==== Dataset records

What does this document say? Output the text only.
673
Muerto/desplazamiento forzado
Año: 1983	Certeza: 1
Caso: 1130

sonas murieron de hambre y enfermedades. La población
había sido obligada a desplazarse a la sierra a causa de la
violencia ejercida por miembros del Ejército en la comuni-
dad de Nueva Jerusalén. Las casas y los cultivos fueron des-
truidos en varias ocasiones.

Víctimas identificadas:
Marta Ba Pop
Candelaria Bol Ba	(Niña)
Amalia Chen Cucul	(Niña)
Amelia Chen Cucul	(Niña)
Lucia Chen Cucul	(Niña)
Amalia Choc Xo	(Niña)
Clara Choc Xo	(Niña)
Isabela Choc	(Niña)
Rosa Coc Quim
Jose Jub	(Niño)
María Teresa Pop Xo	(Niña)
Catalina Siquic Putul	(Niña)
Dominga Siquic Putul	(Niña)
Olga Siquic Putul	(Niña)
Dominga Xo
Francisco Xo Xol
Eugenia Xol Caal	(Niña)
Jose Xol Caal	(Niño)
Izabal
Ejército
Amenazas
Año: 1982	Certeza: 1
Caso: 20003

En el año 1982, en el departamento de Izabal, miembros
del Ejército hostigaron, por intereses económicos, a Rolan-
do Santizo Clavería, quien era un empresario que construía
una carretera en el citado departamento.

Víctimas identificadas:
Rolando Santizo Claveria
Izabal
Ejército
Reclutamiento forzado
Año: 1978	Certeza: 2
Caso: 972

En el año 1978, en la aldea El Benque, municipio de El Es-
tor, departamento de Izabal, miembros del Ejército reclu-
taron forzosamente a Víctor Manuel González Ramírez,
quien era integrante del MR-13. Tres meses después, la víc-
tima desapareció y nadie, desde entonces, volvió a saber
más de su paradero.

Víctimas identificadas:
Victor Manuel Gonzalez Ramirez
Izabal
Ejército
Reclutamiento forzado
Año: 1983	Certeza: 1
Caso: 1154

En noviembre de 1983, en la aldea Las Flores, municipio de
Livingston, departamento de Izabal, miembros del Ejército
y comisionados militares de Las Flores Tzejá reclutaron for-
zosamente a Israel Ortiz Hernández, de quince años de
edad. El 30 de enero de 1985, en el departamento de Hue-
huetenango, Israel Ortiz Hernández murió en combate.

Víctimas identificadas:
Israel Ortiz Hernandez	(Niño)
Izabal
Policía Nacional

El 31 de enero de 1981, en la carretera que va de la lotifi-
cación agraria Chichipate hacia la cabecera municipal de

========
==== Dataset records

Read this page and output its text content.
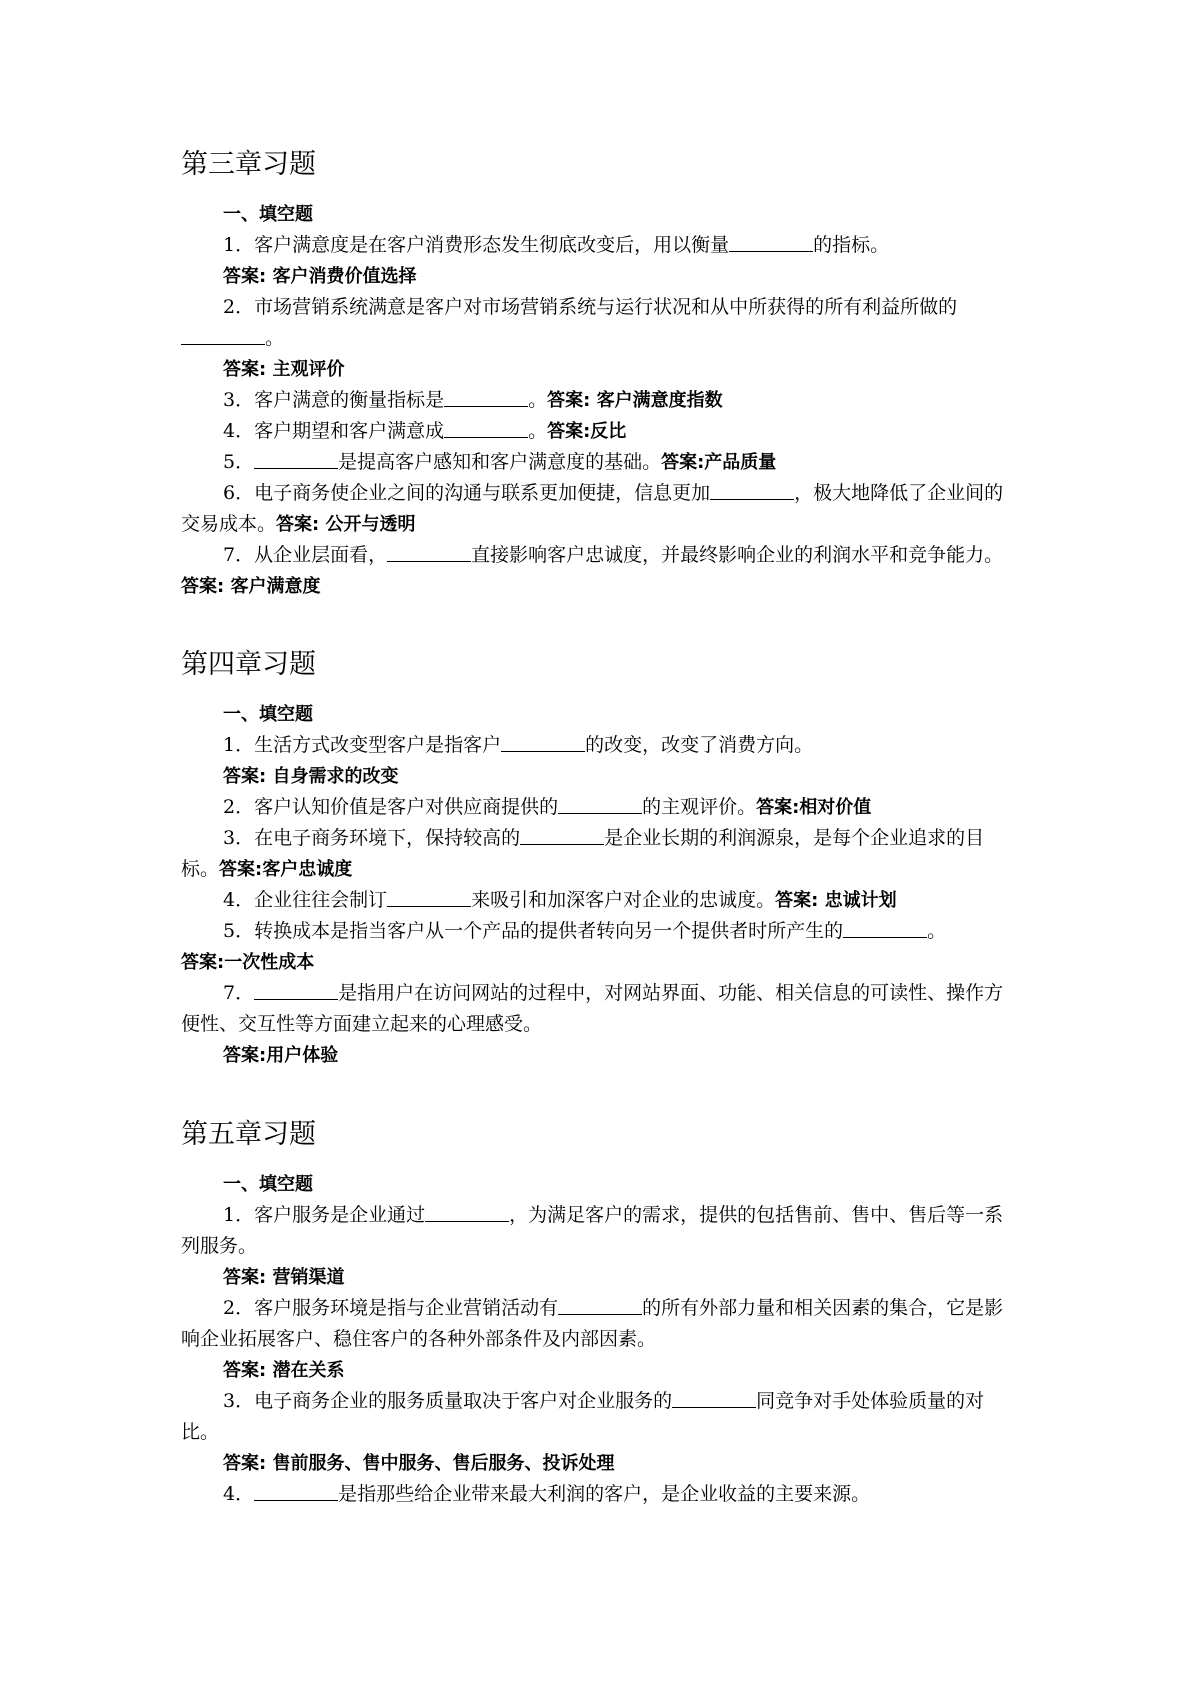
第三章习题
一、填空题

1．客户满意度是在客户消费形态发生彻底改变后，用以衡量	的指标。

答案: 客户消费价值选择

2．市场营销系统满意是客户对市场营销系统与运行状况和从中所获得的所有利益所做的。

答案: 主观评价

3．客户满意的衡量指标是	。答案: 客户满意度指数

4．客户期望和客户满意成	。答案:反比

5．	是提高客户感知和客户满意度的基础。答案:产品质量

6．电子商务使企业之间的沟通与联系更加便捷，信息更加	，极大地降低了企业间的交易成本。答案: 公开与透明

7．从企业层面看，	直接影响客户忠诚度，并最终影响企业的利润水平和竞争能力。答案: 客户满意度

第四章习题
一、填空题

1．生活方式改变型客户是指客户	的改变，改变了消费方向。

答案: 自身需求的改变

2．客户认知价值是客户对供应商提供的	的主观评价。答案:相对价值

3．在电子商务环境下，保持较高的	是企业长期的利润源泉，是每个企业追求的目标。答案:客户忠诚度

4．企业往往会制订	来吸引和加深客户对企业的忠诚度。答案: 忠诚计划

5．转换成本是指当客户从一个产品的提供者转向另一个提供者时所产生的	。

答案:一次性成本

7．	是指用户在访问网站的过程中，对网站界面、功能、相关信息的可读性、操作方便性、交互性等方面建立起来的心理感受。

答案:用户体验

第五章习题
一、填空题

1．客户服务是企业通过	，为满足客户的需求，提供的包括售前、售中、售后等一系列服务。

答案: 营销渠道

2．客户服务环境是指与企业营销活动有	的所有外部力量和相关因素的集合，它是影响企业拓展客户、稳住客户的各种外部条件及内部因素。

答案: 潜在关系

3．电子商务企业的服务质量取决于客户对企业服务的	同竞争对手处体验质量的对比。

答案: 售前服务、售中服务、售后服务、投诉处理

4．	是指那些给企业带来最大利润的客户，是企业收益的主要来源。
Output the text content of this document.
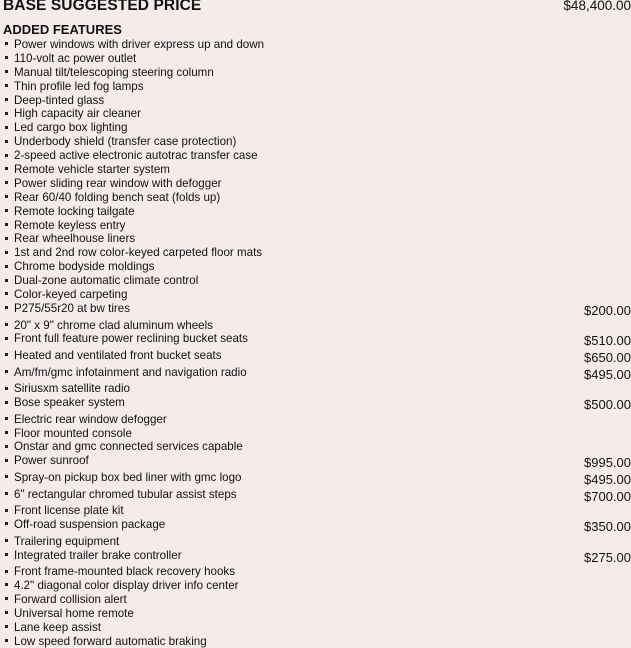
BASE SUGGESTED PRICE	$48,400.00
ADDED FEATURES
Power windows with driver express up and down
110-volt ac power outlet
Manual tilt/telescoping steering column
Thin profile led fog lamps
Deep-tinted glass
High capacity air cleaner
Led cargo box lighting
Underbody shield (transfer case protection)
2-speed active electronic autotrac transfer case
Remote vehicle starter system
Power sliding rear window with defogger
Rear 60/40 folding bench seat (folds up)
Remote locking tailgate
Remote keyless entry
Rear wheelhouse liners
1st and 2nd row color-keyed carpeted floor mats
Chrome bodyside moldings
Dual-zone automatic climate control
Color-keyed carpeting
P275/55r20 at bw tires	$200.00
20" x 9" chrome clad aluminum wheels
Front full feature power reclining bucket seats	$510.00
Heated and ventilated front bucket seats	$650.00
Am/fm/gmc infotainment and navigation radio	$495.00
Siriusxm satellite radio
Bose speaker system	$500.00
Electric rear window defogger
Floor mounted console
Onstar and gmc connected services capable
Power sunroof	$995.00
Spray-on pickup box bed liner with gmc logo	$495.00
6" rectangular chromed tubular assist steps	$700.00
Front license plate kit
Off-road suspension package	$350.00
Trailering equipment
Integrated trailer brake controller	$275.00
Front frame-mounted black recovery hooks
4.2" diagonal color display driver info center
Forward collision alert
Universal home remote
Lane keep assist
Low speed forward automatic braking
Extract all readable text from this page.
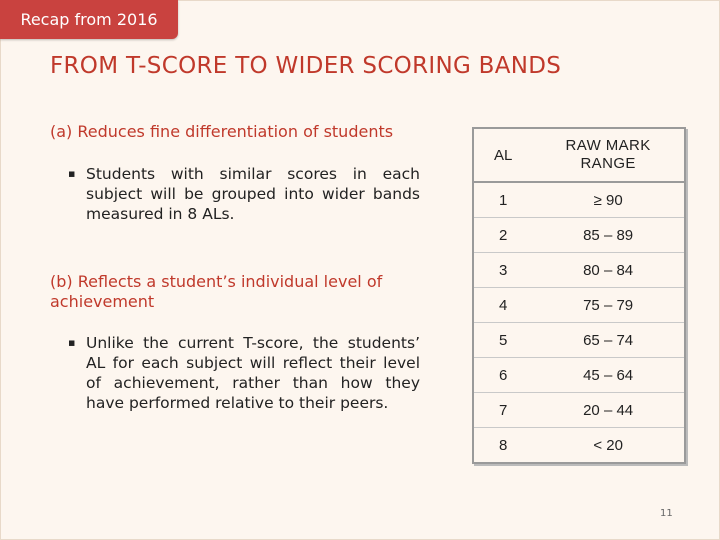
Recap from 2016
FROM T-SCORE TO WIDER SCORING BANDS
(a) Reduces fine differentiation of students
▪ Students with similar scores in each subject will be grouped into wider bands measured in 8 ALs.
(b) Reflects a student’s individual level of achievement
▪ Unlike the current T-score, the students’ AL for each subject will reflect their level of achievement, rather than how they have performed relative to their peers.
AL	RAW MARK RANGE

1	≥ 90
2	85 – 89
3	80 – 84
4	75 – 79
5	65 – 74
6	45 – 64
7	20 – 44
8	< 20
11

========
==== Dataset records

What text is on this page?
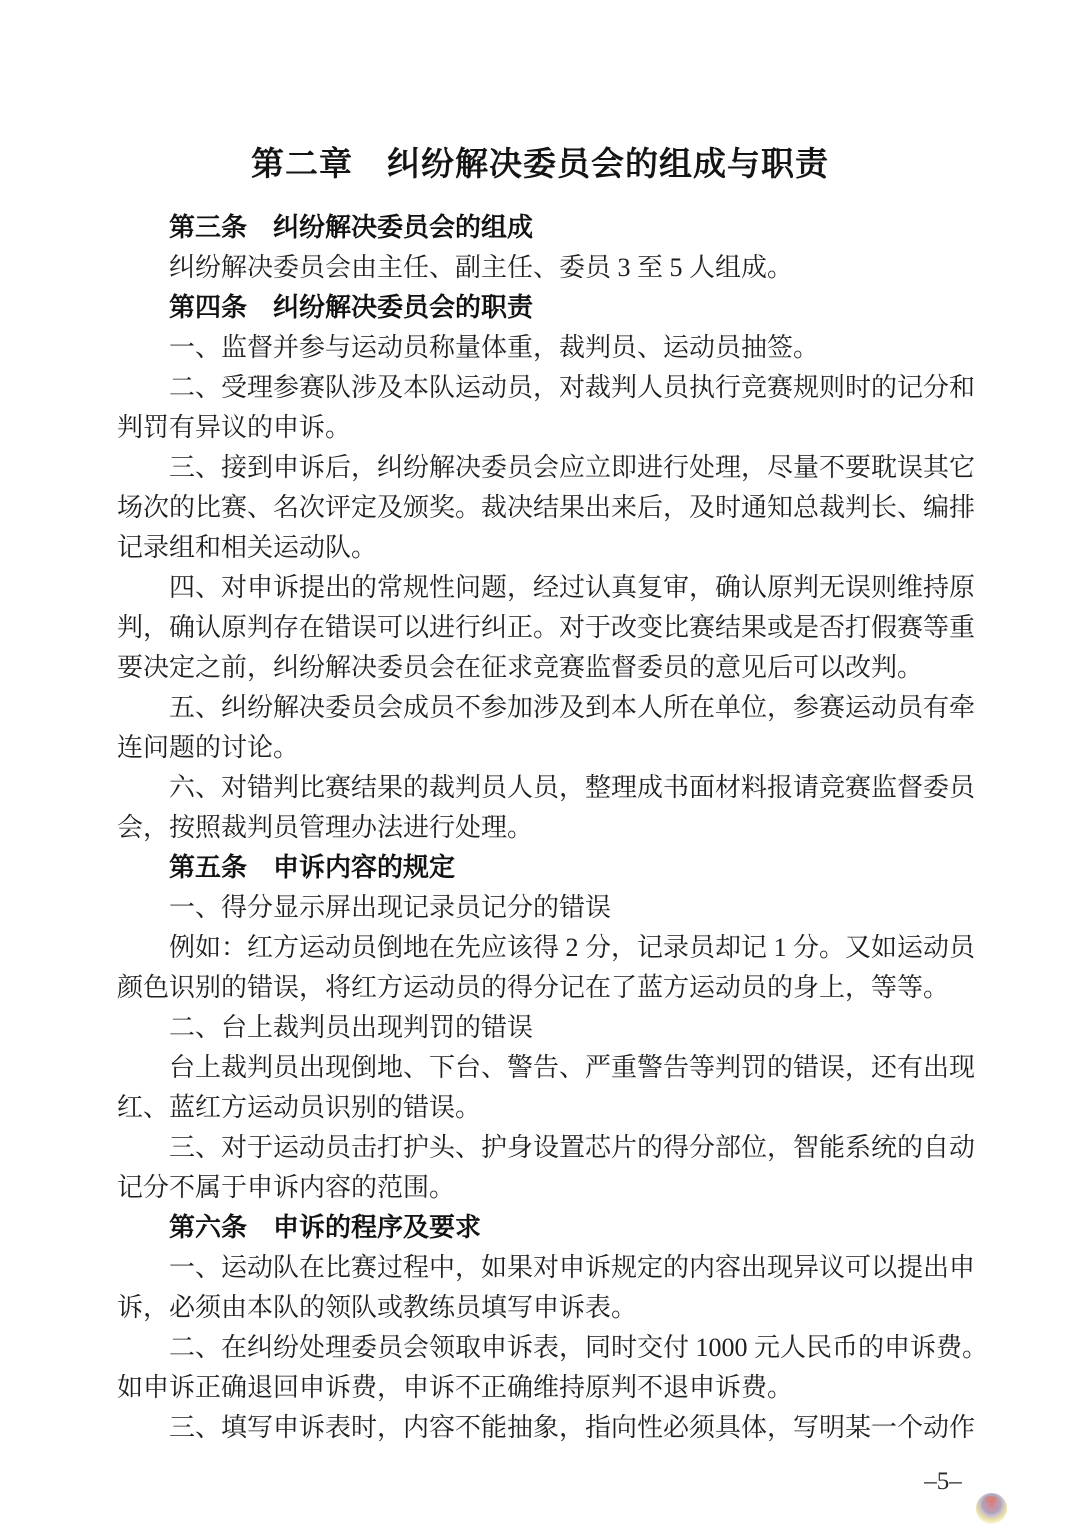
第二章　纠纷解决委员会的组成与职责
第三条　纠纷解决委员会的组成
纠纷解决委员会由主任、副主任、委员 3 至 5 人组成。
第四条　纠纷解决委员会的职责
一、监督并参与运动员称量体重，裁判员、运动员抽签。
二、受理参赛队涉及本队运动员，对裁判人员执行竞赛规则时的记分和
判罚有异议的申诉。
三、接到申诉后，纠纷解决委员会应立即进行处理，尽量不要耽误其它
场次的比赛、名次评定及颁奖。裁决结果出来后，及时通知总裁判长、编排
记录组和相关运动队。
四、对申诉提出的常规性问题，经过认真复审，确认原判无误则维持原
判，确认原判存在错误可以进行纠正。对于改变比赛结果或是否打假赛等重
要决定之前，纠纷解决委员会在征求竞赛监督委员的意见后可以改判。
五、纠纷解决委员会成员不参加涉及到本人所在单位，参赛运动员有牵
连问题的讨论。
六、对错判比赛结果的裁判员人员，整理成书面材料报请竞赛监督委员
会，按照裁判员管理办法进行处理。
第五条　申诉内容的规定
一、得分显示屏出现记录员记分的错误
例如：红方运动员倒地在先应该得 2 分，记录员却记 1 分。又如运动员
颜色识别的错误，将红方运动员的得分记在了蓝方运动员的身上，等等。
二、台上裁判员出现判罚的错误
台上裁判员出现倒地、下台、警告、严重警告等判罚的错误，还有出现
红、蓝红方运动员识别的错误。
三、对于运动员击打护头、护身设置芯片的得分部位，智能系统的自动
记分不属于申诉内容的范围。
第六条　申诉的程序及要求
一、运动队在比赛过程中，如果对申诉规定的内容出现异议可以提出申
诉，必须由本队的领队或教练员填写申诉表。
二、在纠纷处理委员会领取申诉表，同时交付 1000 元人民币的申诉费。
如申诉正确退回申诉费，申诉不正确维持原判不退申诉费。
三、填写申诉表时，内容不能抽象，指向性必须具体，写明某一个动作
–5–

========

## Directive
Count the lines in the records above that contain the word "assist", and reply with only that number.

## Response to the task
2